***** Material to process

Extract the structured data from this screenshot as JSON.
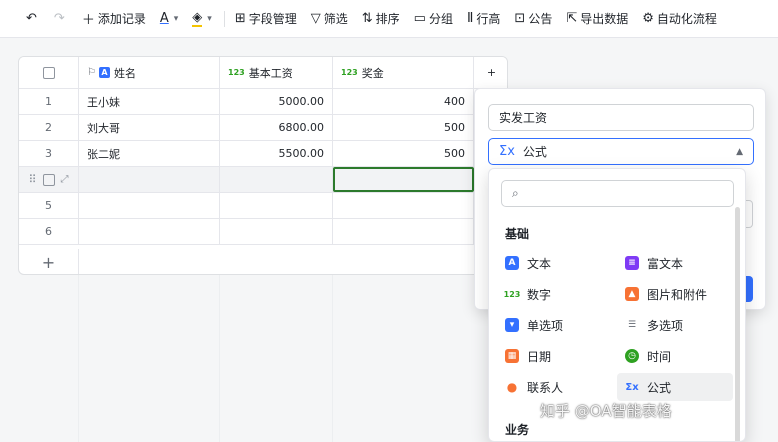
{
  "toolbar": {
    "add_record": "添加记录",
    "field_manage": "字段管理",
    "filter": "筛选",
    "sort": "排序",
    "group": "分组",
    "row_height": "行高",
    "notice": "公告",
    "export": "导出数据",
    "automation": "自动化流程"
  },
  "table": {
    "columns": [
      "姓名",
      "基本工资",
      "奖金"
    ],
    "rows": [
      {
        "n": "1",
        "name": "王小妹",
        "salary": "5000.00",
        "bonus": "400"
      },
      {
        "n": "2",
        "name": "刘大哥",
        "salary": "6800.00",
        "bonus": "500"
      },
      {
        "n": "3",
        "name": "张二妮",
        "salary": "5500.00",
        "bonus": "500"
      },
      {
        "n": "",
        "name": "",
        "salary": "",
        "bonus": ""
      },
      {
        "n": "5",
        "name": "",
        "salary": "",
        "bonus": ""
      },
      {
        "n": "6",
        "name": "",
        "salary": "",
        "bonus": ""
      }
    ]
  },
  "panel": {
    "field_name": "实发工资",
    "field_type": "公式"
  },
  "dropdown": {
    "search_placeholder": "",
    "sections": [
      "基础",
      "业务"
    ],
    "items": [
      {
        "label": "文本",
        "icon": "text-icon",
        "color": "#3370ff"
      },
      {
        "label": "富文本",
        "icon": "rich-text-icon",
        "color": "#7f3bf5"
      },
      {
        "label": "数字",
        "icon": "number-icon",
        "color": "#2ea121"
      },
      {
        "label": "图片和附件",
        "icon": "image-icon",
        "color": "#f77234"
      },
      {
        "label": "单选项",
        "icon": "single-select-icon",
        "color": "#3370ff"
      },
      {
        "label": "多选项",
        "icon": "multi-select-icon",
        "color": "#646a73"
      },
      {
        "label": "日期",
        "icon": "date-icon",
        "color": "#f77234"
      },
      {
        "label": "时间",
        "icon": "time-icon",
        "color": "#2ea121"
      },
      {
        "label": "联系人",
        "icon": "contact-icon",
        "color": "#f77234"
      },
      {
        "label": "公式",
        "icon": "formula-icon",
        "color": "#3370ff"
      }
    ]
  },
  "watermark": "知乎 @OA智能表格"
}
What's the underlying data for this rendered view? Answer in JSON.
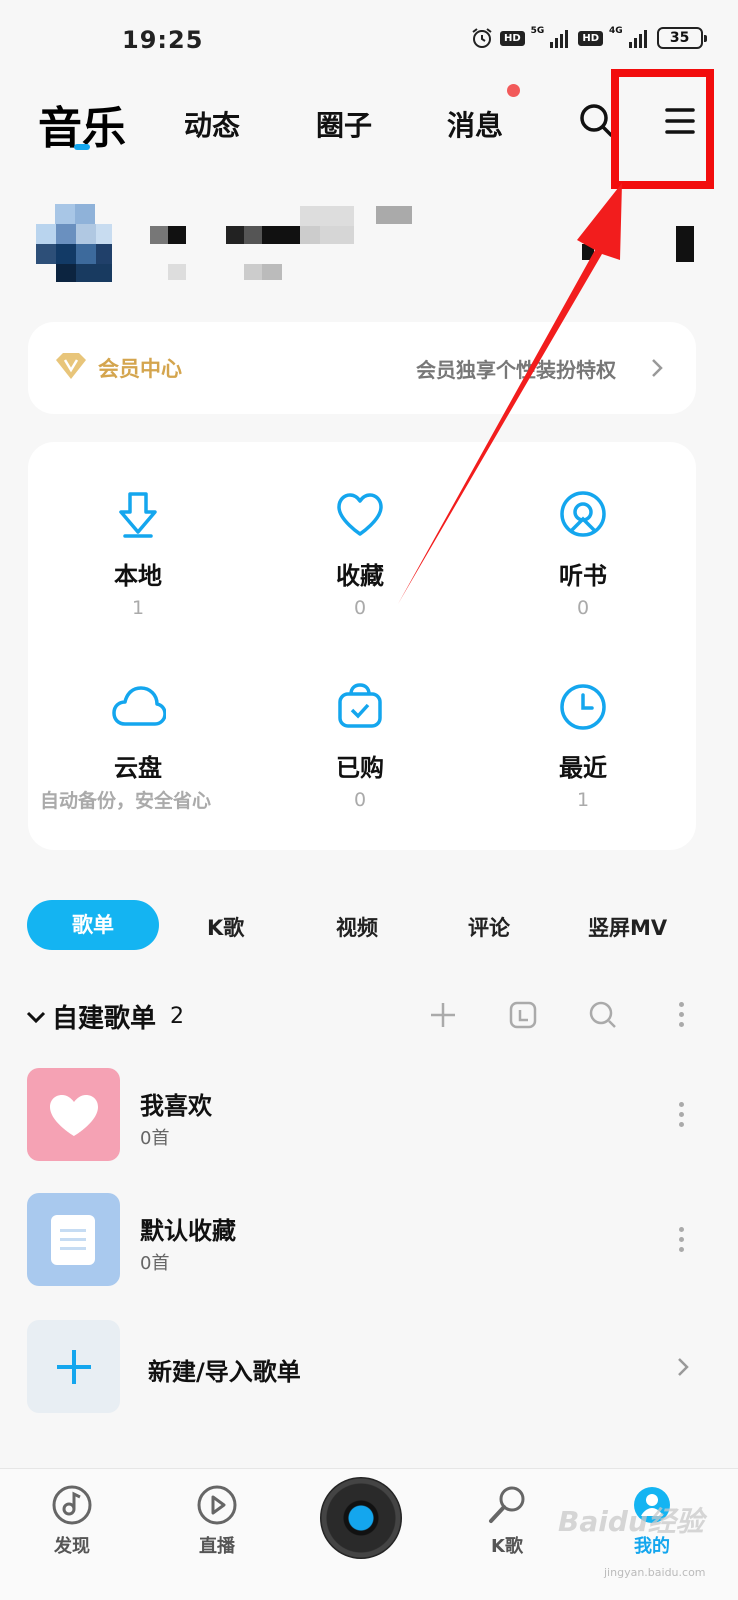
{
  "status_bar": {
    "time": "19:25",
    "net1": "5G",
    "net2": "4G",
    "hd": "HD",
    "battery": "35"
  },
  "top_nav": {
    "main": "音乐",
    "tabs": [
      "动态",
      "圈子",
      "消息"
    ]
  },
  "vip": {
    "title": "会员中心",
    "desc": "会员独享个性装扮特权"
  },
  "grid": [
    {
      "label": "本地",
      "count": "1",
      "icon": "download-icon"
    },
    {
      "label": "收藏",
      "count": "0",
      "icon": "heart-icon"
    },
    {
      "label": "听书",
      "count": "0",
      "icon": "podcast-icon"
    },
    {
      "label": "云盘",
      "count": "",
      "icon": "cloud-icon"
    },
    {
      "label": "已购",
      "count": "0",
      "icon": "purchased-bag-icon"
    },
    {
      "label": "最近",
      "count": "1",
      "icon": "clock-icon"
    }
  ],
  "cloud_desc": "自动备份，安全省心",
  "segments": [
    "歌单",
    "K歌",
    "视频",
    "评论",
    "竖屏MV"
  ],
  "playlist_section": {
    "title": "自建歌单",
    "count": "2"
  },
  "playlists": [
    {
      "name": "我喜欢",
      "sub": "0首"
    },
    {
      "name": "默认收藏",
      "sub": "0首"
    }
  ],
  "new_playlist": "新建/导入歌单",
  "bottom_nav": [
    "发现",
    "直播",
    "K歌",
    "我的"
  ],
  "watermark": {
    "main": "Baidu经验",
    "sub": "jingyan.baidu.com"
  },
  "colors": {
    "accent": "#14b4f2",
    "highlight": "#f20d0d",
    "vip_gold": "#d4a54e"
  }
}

**********
***** Material to process

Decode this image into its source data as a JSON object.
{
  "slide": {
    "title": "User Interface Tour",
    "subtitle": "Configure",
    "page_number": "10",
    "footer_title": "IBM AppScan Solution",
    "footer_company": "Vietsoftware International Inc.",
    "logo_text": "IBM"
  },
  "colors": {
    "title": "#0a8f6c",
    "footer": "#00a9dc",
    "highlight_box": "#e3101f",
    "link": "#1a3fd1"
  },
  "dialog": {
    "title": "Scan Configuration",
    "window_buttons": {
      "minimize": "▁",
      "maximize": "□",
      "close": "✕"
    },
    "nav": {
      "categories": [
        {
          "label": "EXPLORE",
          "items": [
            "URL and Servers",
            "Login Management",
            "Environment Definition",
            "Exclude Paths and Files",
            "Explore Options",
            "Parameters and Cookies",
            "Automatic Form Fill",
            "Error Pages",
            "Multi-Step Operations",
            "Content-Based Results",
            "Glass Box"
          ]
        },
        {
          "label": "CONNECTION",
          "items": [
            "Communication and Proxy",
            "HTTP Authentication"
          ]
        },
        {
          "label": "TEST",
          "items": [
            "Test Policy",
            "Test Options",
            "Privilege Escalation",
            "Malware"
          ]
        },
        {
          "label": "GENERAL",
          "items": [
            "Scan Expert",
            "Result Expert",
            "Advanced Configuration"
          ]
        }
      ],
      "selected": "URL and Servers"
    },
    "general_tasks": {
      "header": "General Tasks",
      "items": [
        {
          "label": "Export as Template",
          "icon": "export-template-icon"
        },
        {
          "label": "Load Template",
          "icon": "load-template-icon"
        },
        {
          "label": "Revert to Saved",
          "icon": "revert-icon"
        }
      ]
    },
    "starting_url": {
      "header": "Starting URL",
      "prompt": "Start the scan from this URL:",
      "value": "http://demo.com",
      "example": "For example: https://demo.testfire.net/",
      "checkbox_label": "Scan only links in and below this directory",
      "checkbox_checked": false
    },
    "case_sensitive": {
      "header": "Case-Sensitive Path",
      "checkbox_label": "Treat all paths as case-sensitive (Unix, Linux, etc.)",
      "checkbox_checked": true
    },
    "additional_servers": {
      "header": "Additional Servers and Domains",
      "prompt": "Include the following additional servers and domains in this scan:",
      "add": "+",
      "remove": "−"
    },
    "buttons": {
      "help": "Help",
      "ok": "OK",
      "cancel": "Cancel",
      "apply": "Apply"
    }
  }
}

**********

Exercise brief: Extract every line that has the string "data" in it.

Solved exercise:
Extract the structured data from this screenshot as JSON.
What's the underlying data for this rendered view? Answer in JSON.
Decode this image into its source data as a JSON object.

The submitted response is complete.